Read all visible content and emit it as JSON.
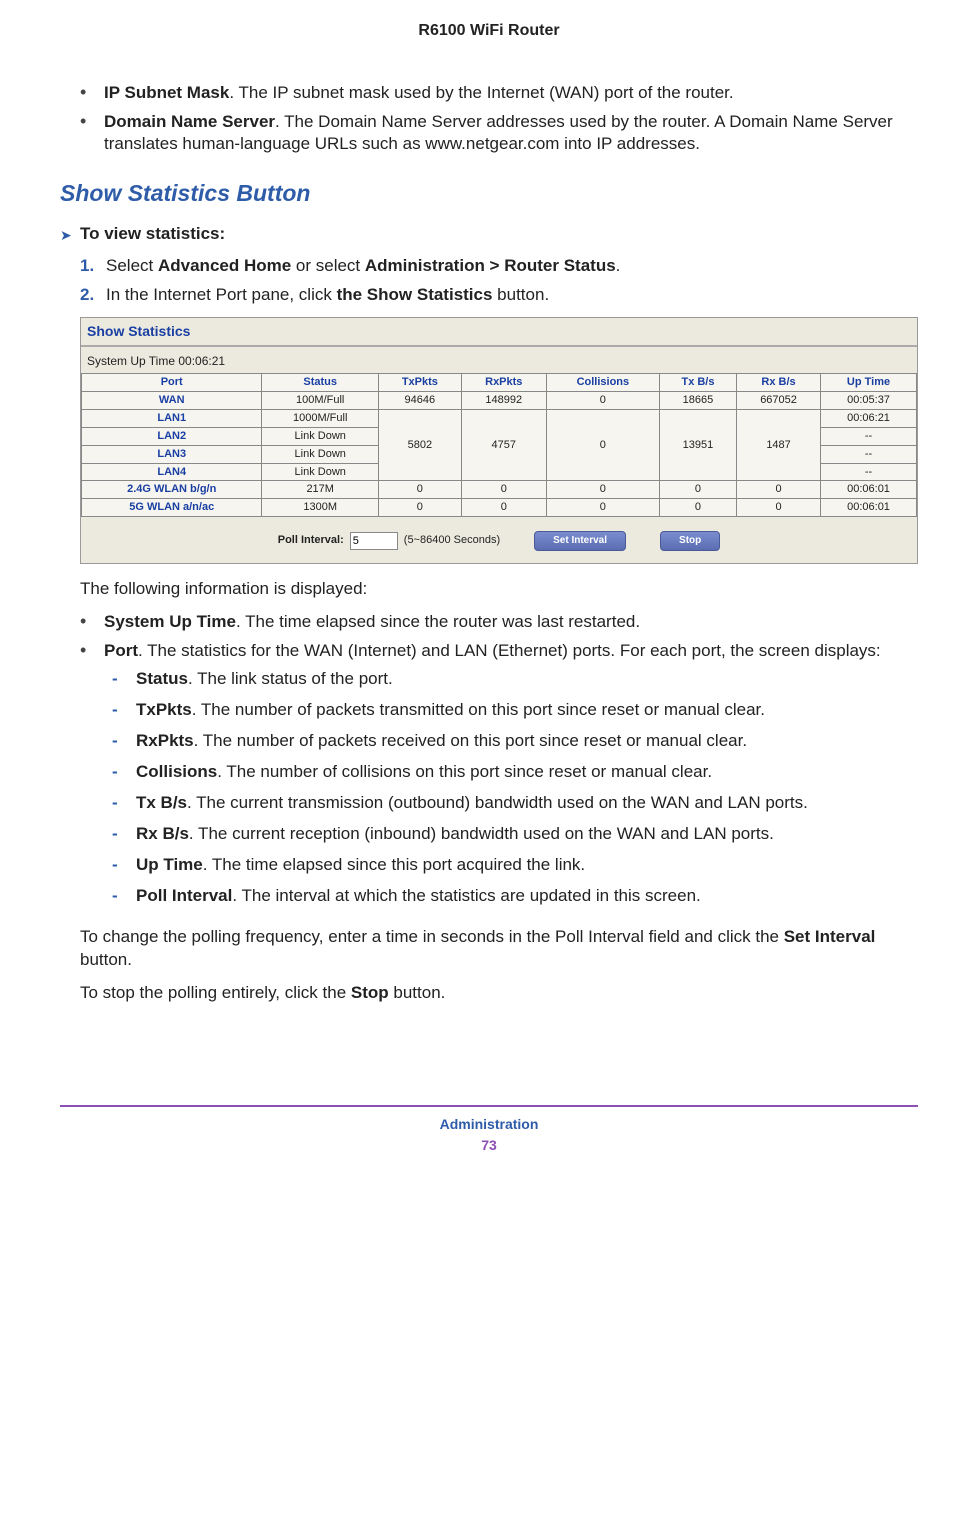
{
  "header": {
    "title": "R6100 WiFi Router"
  },
  "intro_bullets": [
    {
      "term": "IP Subnet Mask",
      "desc": ". The IP subnet mask used by the Internet (WAN) port of the router."
    },
    {
      "term": "Domain Name Server",
      "desc": ". The Domain Name Server addresses used by the router. A Domain Name Server translates human-language URLs such as www.netgear.com into IP addresses."
    }
  ],
  "section": {
    "heading": "Show Statistics Button",
    "proc_title": "To view statistics:"
  },
  "steps": [
    {
      "pre": "Select ",
      "b1": "Advanced Home",
      "mid": " or select ",
      "b2": "Administration > Router Status",
      "post": "."
    },
    {
      "pre": "In the Internet Port pane, click ",
      "b1": "the Show Statistics",
      "mid": " button.",
      "b2": "",
      "post": ""
    }
  ],
  "screenshot": {
    "title": "Show Statistics",
    "uptime_label": "System Up Time 00:06:21",
    "headers": [
      "Port",
      "Status",
      "TxPkts",
      "RxPkts",
      "Collisions",
      "Tx B/s",
      "Rx B/s",
      "Up Time"
    ],
    "rows": [
      {
        "port": "WAN",
        "status": "100M/Full",
        "tx": "94646",
        "rx": "148992",
        "col": "0",
        "txb": "18665",
        "rxb": "667052",
        "up": "00:05:37"
      },
      {
        "port": "LAN1",
        "status": "1000M/Full",
        "tx": "",
        "rx": "",
        "col": "",
        "txb": "",
        "rxb": "",
        "up": "00:06:21"
      },
      {
        "port": "LAN2",
        "status": "Link Down",
        "tx": "5802",
        "rx": "4757",
        "col": "0",
        "txb": "13951",
        "rxb": "1487",
        "up": "--"
      },
      {
        "port": "LAN3",
        "status": "Link Down",
        "tx": "",
        "rx": "",
        "col": "",
        "txb": "",
        "rxb": "",
        "up": "--"
      },
      {
        "port": "LAN4",
        "status": "Link Down",
        "tx": "",
        "rx": "",
        "col": "",
        "txb": "",
        "rxb": "",
        "up": "--"
      },
      {
        "port": "2.4G WLAN b/g/n",
        "status": "217M",
        "tx": "0",
        "rx": "0",
        "col": "0",
        "txb": "0",
        "rxb": "0",
        "up": "00:06:01"
      },
      {
        "port": "5G WLAN a/n/ac",
        "status": "1300M",
        "tx": "0",
        "rx": "0",
        "col": "0",
        "txb": "0",
        "rxb": "0",
        "up": "00:06:01"
      }
    ],
    "poll_label": "Poll Interval:",
    "poll_value": "5",
    "poll_hint": "(5~86400 Seconds)",
    "btn_set": "Set Interval",
    "btn_stop": "Stop"
  },
  "after_ss": "The following information is displayed:",
  "info_bullets": [
    {
      "term": "System Up Time",
      "desc": ". The time elapsed since the router was last restarted."
    },
    {
      "term": "Port",
      "desc": ". The statistics for the WAN (Internet) and LAN (Ethernet) ports. For each port, the screen displays:"
    }
  ],
  "sub_items": [
    {
      "term": "Status",
      "desc": ". The link status of the port."
    },
    {
      "term": "TxPkts",
      "desc": ". The number of packets transmitted on this port since reset or manual clear."
    },
    {
      "term": "RxPkts",
      "desc": ". The number of packets received on this port since reset or manual clear."
    },
    {
      "term": "Collisions",
      "desc": ". The number of collisions on this port since reset or manual clear."
    },
    {
      "term": "Tx B/s",
      "desc": ". The current transmission (outbound) bandwidth used on the WAN and LAN ports."
    },
    {
      "term": "Rx B/s",
      "desc": ". The current reception (inbound) bandwidth used on the WAN and LAN ports."
    },
    {
      "term": "Up Time",
      "desc": ". The time elapsed since this port acquired the link."
    },
    {
      "term": "Poll Interval",
      "desc": ". The interval at which the statistics are updated in this screen."
    }
  ],
  "para1": {
    "pre": "To change the polling frequency, enter a time in seconds in the Poll Interval field and click the ",
    "b": "Set Interval",
    "post": " button."
  },
  "para2": {
    "pre": "To stop the polling entirely, click the ",
    "b": "Stop",
    "post": " button."
  },
  "footer": {
    "section": "Administration",
    "page": "73"
  }
}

•••

## REQUIRED WORK
Working from the listing above, pick out every line that has "Server" and copy it.

## CORRECT RESPONSE
      "term": "Domain Name Server",
      "desc": ". The Domain Name Server addresses used by the router. A Domain Name Server translates human-language URLs such as www.netgear.com into IP addresses."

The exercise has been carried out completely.